**Task details:**
Copy out each line of the material below that holds the string "color".

**Given data:**
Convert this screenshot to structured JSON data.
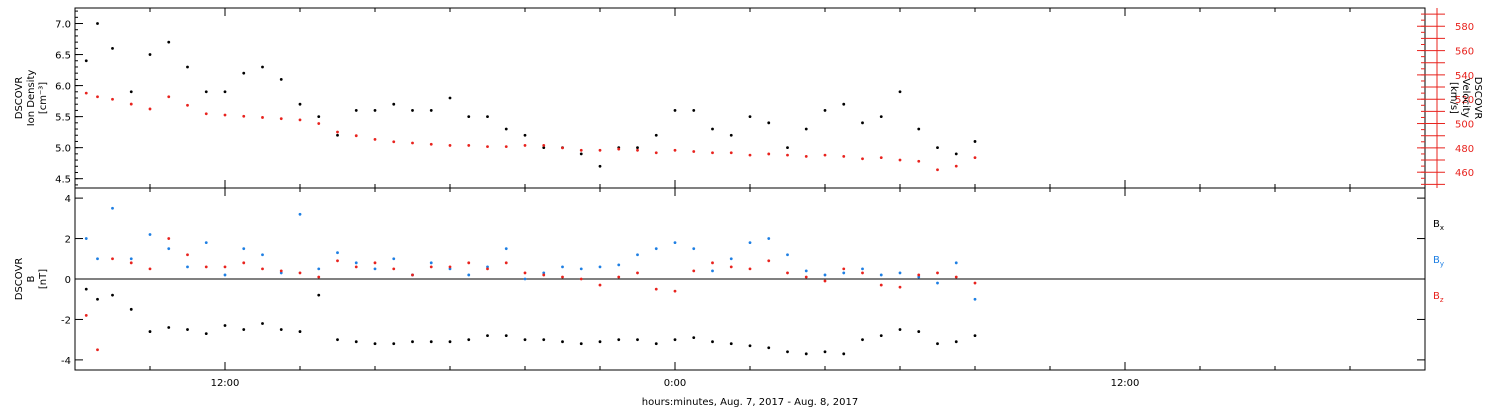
{
  "chart_data": [
    {
      "type": "scatter",
      "panel": "top",
      "ylabel_left": [
        "DSCOVR",
        "Ion Density",
        "[cm⁻³]"
      ],
      "ylabel_right": [
        "DSCOVR",
        "Velocity",
        "[km/s]"
      ],
      "ylim_left": [
        4.35,
        7.25
      ],
      "yticks_left": [
        "4.5",
        "5.0",
        "5.5",
        "6.0",
        "6.5",
        "7.0"
      ],
      "ylim_right": [
        447,
        595
      ],
      "yticks_right": [
        "460",
        "480",
        "500",
        "520",
        "540",
        "560",
        "580"
      ],
      "series": [
        {
          "axis": "left",
          "color": "#000000",
          "x": [
            8.3,
            8.6,
            9.0,
            9.5,
            10.0,
            10.5,
            11.0,
            11.5,
            12.0,
            12.5,
            13.0,
            13.5,
            14.0,
            14.5,
            15.0,
            15.5,
            16.0,
            16.5,
            17.0,
            17.5,
            18.0,
            18.5,
            19.0,
            19.5,
            20.0,
            20.5,
            21.0,
            21.5,
            22.0,
            22.5,
            23.0,
            23.5,
            24.0,
            24.5,
            25.0,
            25.5,
            26.0,
            26.5,
            27.0,
            27.5,
            28.0,
            28.5,
            29.0,
            29.5,
            30.0,
            30.5,
            31.0,
            31.5,
            32.0
          ],
          "y": [
            6.4,
            7.0,
            6.6,
            5.9,
            6.5,
            6.7,
            6.3,
            5.9,
            5.9,
            6.2,
            6.3,
            6.1,
            5.7,
            5.5,
            5.2,
            5.6,
            5.6,
            5.7,
            5.6,
            5.6,
            5.8,
            5.5,
            5.5,
            5.3,
            5.2,
            5.0,
            5.0,
            4.9,
            4.7,
            5.0,
            5.0,
            5.2,
            5.6,
            5.6,
            5.3,
            5.2,
            5.5,
            5.4,
            5.0,
            5.3,
            5.6,
            5.7,
            5.4,
            5.5,
            5.9,
            5.3,
            5.0,
            4.9,
            5.1
          ]
        },
        {
          "axis": "right",
          "color": "#e8231e",
          "x": [
            8.3,
            8.6,
            9.0,
            9.5,
            10.0,
            10.5,
            11.0,
            11.5,
            12.0,
            12.5,
            13.0,
            13.5,
            14.0,
            14.5,
            15.0,
            15.5,
            16.0,
            16.5,
            17.0,
            17.5,
            18.0,
            18.5,
            19.0,
            19.5,
            20.0,
            20.5,
            21.0,
            21.5,
            22.0,
            22.5,
            23.0,
            23.5,
            24.0,
            24.5,
            25.0,
            25.5,
            26.0,
            26.5,
            27.0,
            27.5,
            28.0,
            28.5,
            29.0,
            29.5,
            30.0,
            30.5,
            31.0,
            31.5,
            32.0
          ],
          "y": [
            525,
            522,
            520,
            516,
            512,
            522,
            515,
            508,
            507,
            506,
            505,
            504,
            503,
            500,
            493,
            490,
            487,
            485,
            484,
            483,
            482,
            482,
            481,
            481,
            482,
            482,
            480,
            478,
            478,
            479,
            478,
            476,
            478,
            477,
            476,
            476,
            474,
            475,
            474,
            473,
            474,
            473,
            471,
            472,
            470,
            469,
            462,
            465,
            472
          ]
        }
      ]
    },
    {
      "type": "scatter",
      "panel": "bottom",
      "ylabel": [
        "DSCOVR",
        "B",
        "[nT]"
      ],
      "ylim": [
        -4.5,
        4.5
      ],
      "yticks": [
        "-4",
        "-2",
        "0",
        "2",
        "4"
      ],
      "zero_line": true,
      "legend": [
        {
          "label": "B",
          "sub": "x",
          "color": "#000000"
        },
        {
          "label": "B",
          "sub": "y",
          "color": "#1e7fe3"
        },
        {
          "label": "B",
          "sub": "z",
          "color": "#e8231e"
        }
      ],
      "series": [
        {
          "name": "Bx",
          "color": "#000000",
          "x": [
            8.3,
            8.6,
            9.0,
            9.5,
            10.0,
            10.5,
            11.0,
            11.5,
            12.0,
            12.5,
            13.0,
            13.5,
            14.0,
            14.5,
            15.0,
            15.5,
            16.0,
            16.5,
            17.0,
            17.5,
            18.0,
            18.5,
            19.0,
            19.5,
            20.0,
            20.5,
            21.0,
            21.5,
            22.0,
            22.5,
            23.0,
            23.5,
            24.0,
            24.5,
            25.0,
            25.5,
            26.0,
            26.5,
            27.0,
            27.5,
            28.0,
            28.5,
            29.0,
            29.5,
            30.0,
            30.5,
            31.0,
            31.5,
            32.0
          ],
          "y": [
            -0.5,
            -1.0,
            -0.8,
            -1.5,
            -2.6,
            -2.4,
            -2.5,
            -2.7,
            -2.3,
            -2.5,
            -2.2,
            -2.5,
            -2.6,
            -0.8,
            -3.0,
            -3.1,
            -3.2,
            -3.2,
            -3.1,
            -3.1,
            -3.1,
            -3.0,
            -2.8,
            -2.8,
            -3.0,
            -3.0,
            -3.1,
            -3.2,
            -3.1,
            -3.0,
            -3.0,
            -3.2,
            -3.0,
            -2.9,
            -3.1,
            -3.2,
            -3.3,
            -3.4,
            -3.6,
            -3.7,
            -3.6,
            -3.7,
            -3.0,
            -2.8,
            -2.5,
            -2.6,
            -3.2,
            -3.1,
            -2.8
          ]
        },
        {
          "name": "By",
          "color": "#1e7fe3",
          "x": [
            8.3,
            8.6,
            9.0,
            9.5,
            10.0,
            10.5,
            11.0,
            11.5,
            12.0,
            12.5,
            13.0,
            13.5,
            14.0,
            14.5,
            15.0,
            15.5,
            16.0,
            16.5,
            17.0,
            17.5,
            18.0,
            18.5,
            19.0,
            19.5,
            20.0,
            20.5,
            21.0,
            21.5,
            22.0,
            22.5,
            23.0,
            23.5,
            24.0,
            24.5,
            25.0,
            25.5,
            26.0,
            26.5,
            27.0,
            27.5,
            28.0,
            28.5,
            29.0,
            29.5,
            30.0,
            30.5,
            31.0,
            31.5,
            32.0
          ],
          "y": [
            2.0,
            1.0,
            3.5,
            1.0,
            2.2,
            1.5,
            0.6,
            1.8,
            0.2,
            1.5,
            1.2,
            0.3,
            3.2,
            0.5,
            1.3,
            0.8,
            0.5,
            1.0,
            0.2,
            0.8,
            0.5,
            0.2,
            0.6,
            1.5,
            0.0,
            0.3,
            0.6,
            0.5,
            0.6,
            0.7,
            1.2,
            1.5,
            1.8,
            1.5,
            0.4,
            1.0,
            1.8,
            2.0,
            1.2,
            0.4,
            0.2,
            0.3,
            0.5,
            0.2,
            0.3,
            0.1,
            -0.2,
            0.8,
            -1.0
          ]
        },
        {
          "name": "Bz",
          "color": "#e8231e",
          "x": [
            8.3,
            8.6,
            9.0,
            9.5,
            10.0,
            10.5,
            11.0,
            11.5,
            12.0,
            12.5,
            13.0,
            13.5,
            14.0,
            14.5,
            15.0,
            15.5,
            16.0,
            16.5,
            17.0,
            17.5,
            18.0,
            18.5,
            19.0,
            19.5,
            20.0,
            20.5,
            21.0,
            21.5,
            22.0,
            22.5,
            23.0,
            23.5,
            24.0,
            24.5,
            25.0,
            25.5,
            26.0,
            26.5,
            27.0,
            27.5,
            28.0,
            28.5,
            29.0,
            29.5,
            30.0,
            30.5,
            31.0,
            31.5,
            32.0
          ],
          "y": [
            -1.8,
            -3.5,
            1.0,
            0.8,
            0.5,
            2.0,
            1.2,
            0.6,
            0.6,
            0.8,
            0.5,
            0.4,
            0.3,
            0.1,
            0.9,
            0.6,
            0.8,
            0.5,
            0.2,
            0.6,
            0.6,
            0.8,
            0.5,
            0.8,
            0.3,
            0.2,
            0.1,
            0.0,
            -0.3,
            0.1,
            0.3,
            -0.5,
            -0.6,
            0.4,
            0.8,
            0.6,
            0.5,
            0.9,
            0.3,
            0.1,
            -0.1,
            0.5,
            0.3,
            -0.3,
            -0.4,
            0.2,
            0.3,
            0.1,
            -0.2
          ]
        }
      ]
    }
  ],
  "x_axis": {
    "range": [
      8,
      44
    ],
    "ticks": [
      {
        "x": 12,
        "label": "12:00"
      },
      {
        "x": 24,
        "label": "0:00"
      },
      {
        "x": 36,
        "label": "12:00"
      }
    ],
    "minor_step": 2,
    "xlabel": "hours:minutes, Aug.  7, 2017 - Aug.  8, 2017"
  }
}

**Solution:**
          "color": "#000000",
          "color": "#e8231e",
          "color": "#000000"
          "color": "#1e7fe3"
          "color": "#e8231e"
          "color": "#000000",
          "color": "#1e7fe3",
          "color": "#e8231e",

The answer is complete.